» **EXTRAIT SOURCE**
Petit Rappel : les deux premiers mondes

Petit rappel : Nous avions divisé les onze premiers chapitres en ce que nous avions appelé : "monde n°1" ou "monde la Création", le monde d’Adam qui atteint son apogée avec le déluge qui le détruit complètement ; et le "monde n°2" ou " monde de la Recréation" après le déluge. Nous avions vu que la Recréation a suivi le même cheminement que la Création, à de multiples égards. Il y a de nombreuses similitudes mais aussi des différences. Ce contraste nous avait suggéré que "monde n°1" était réellement le monde de D.ieu tandis que "monde n°2" était le monde de l’Homme, le monde de Noa’h. Le monde de la Création était peut-être plus vierge, c’était le monde de D.ieu. Mais le deuxième monde a été donné dans les mains des hommes ; le deuxième monde est un monde dans lequel les hommes ne sont plus végétarien ; dans lequel, les hommes et les animaux ne sont plus co-locataires, mais où l'homme est le propriétaire et l'homme peut consommer les animaux qui sont à un niveau inférieur au sien. De plus, la peur est introduite dans le monde animal : dorénavant, les animaux craignent les hommes.

» **OBJECTIF A**
Répondez à ces questions sur le rappel consacré aux deux premiers mondes :
(i) Quel événement détruit complètement le monde n°1 ?
(ii) À quel personnage le texte associe-t-il le monde n°2 ?
(iii) Qu'est-ce qui est introduit dans le monde animal ?
Ce texte et les lignes qui suivent n'ont aucun rapport entre eux.

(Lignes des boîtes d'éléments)
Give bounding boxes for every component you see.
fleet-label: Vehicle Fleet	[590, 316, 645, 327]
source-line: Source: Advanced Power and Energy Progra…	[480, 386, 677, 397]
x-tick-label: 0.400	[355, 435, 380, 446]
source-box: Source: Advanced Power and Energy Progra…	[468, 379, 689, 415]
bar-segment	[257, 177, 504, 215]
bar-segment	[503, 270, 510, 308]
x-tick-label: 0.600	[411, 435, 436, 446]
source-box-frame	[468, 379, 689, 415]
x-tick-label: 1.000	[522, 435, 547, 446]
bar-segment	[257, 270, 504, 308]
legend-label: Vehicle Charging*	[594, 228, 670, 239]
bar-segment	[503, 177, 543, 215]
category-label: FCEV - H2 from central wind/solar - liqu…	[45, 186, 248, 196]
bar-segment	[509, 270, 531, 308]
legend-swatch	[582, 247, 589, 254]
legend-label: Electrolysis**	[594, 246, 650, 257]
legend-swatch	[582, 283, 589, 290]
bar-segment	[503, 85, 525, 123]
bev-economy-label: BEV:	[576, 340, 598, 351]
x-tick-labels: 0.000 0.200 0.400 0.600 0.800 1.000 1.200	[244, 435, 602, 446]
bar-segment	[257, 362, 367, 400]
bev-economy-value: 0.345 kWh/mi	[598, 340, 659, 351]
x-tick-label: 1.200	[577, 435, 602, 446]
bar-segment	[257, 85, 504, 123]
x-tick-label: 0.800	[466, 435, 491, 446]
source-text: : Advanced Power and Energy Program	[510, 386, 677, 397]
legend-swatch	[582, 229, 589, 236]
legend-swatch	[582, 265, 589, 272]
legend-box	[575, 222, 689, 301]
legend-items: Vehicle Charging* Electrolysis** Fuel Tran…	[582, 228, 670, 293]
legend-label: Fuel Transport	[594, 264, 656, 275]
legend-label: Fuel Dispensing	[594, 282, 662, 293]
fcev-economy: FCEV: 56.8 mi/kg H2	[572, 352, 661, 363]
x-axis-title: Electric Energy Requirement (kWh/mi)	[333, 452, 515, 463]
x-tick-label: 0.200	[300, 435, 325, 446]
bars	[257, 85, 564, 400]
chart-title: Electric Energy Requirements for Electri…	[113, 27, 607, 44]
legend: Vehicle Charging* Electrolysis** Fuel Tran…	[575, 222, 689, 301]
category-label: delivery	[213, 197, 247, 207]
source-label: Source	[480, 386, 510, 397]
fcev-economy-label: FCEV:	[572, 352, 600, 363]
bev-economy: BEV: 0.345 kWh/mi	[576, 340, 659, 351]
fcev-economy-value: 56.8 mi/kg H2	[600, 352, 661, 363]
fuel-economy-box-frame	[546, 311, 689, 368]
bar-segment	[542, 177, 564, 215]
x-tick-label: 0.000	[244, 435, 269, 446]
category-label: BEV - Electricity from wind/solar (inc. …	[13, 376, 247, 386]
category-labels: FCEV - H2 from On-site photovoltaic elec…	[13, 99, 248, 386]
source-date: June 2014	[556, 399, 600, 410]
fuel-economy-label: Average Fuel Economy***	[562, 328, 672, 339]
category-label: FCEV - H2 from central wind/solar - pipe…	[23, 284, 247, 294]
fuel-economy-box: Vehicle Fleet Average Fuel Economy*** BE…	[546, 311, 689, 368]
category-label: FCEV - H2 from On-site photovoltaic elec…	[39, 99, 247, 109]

» **OBJECTIF B**
Présentez sous forme de liste JSON de chaînes, une chaîne par ligne et sans les lignes vides, les lignes des boîtes d'éléments depuis le début jusqu'à la ligne contenant "247, 589, 254]", celle-ci comprise.

» **RÉSULTAT ATTENDU A**
(i) Le déluge.
(ii) Noa’h.
(iii) La peur : dorénavant, les animaux craignent les hommes.

» **RÉSULTAT ATTENDU B**
[
  "Give bounding boxes for every component you see.",
  "fleet-label: Vehicle Fleet\t[590, 316, 645, 327]",
  "source-line: Source: Advanced Power and Energy Progra…\t[480, 386, 677, 397]",
  "x-tick-label: 0.400\t[355, 435, 380, 446]",
  "source-box: Source: Advanced Power and Energy Progra…\t[468, 379, 689, 415]",
  "bar-segment\t[257, 177, 504, 215]",
  "bar-segment\t[503, 270, 510, 308]",
  "x-tick-label: 0.600\t[411, 435, 436, 446]",
  "source-box-frame\t[468, 379, 689, 415]",
  "x-tick-label: 1.000\t[522, 435, 547, 446]",
  "bar-segment\t[257, 270, 504, 308]",
  "legend-label: Vehicle Charging*\t[594, 228, 670, 239]",
  "bar-segment\t[503, 177, 543, 215]",
  "category-label: FCEV - H2 from central wind/solar - liqu…\t[45, 186, 248, 196]",
  "bar-segment\t[509, 270, 531, 308]",
  "legend-swatch\t[582, 247, 589, 254]"
]